#### [Task statement]
In the listing below, locate the lines that hold the string "plain". Copy those lines.

#### [Data provided]
___

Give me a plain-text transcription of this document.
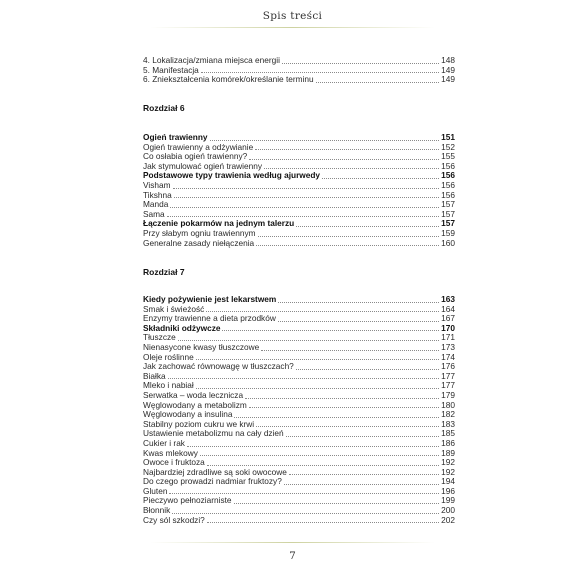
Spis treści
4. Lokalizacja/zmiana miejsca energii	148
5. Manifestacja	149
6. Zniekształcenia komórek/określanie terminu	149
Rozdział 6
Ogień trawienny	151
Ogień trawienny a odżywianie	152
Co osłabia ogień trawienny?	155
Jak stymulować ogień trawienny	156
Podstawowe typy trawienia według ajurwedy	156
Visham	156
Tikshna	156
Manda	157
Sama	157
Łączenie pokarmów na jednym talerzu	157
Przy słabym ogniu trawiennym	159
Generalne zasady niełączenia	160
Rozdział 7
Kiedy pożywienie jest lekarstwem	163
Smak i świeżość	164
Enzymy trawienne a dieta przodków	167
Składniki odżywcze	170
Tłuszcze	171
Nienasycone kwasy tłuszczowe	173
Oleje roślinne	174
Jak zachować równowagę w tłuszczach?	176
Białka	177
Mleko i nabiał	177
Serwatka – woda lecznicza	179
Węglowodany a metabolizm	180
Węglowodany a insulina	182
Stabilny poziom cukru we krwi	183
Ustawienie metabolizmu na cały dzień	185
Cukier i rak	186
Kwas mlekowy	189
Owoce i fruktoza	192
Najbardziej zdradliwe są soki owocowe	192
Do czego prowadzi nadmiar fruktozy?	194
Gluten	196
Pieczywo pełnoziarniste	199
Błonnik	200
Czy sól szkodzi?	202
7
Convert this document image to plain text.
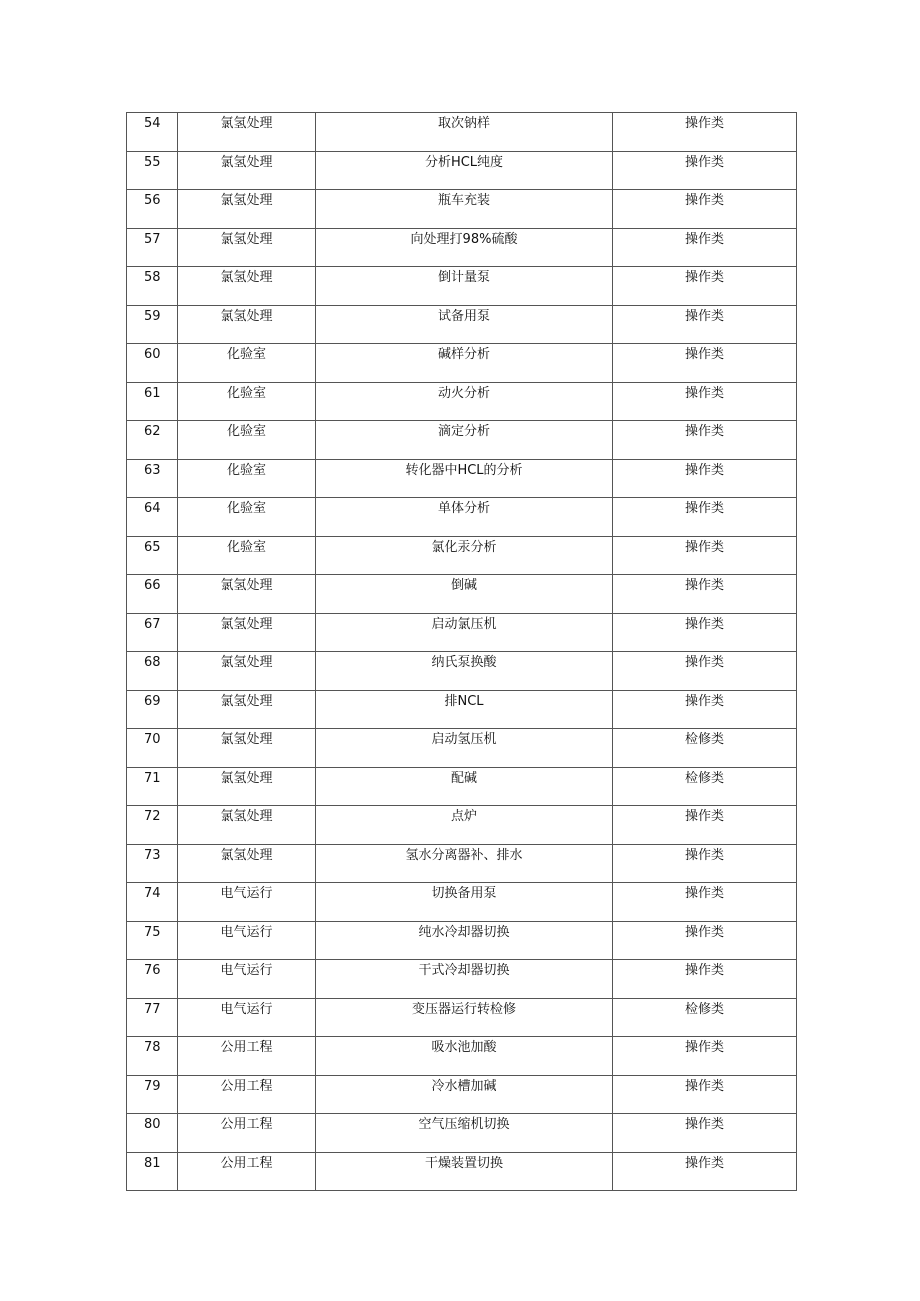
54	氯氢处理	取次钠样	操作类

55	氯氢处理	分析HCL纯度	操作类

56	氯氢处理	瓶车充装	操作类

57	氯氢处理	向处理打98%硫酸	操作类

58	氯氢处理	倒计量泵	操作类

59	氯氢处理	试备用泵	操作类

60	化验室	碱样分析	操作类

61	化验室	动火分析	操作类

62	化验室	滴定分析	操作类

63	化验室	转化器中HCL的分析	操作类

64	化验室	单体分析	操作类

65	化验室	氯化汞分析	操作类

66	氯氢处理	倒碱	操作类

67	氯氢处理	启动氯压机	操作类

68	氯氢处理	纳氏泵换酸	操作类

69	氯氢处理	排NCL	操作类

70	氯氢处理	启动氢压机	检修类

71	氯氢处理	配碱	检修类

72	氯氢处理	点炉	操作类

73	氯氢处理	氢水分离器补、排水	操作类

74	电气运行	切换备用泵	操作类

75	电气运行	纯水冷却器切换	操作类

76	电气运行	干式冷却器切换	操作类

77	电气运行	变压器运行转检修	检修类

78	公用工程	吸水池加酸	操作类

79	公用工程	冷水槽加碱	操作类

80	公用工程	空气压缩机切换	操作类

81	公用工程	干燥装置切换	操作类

___

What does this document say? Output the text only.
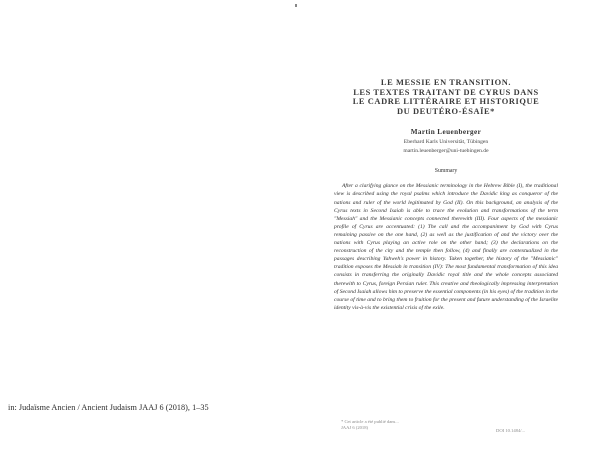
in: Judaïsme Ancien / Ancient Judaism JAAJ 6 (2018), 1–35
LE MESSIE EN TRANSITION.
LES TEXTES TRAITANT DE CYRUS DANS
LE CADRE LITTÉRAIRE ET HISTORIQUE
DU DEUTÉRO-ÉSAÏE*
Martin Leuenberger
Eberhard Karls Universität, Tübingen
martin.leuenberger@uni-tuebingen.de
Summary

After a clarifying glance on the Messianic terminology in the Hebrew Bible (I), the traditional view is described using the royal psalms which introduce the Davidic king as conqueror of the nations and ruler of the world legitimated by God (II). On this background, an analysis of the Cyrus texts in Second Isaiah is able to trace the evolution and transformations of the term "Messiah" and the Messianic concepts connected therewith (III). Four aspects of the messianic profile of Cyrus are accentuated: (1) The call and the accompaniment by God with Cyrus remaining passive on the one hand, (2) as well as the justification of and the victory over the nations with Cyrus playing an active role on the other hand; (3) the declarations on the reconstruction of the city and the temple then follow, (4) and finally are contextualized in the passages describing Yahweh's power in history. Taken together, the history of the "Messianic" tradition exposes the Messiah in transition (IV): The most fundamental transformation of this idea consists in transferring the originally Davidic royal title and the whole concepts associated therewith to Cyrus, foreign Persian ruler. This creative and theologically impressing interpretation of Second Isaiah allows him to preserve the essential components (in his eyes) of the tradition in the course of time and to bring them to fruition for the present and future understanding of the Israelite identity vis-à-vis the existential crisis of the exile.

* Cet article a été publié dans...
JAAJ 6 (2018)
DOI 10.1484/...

___

#### [Solution to the exercise]
Give me a plain-text transcription of this document.
Convert this document image to plain text.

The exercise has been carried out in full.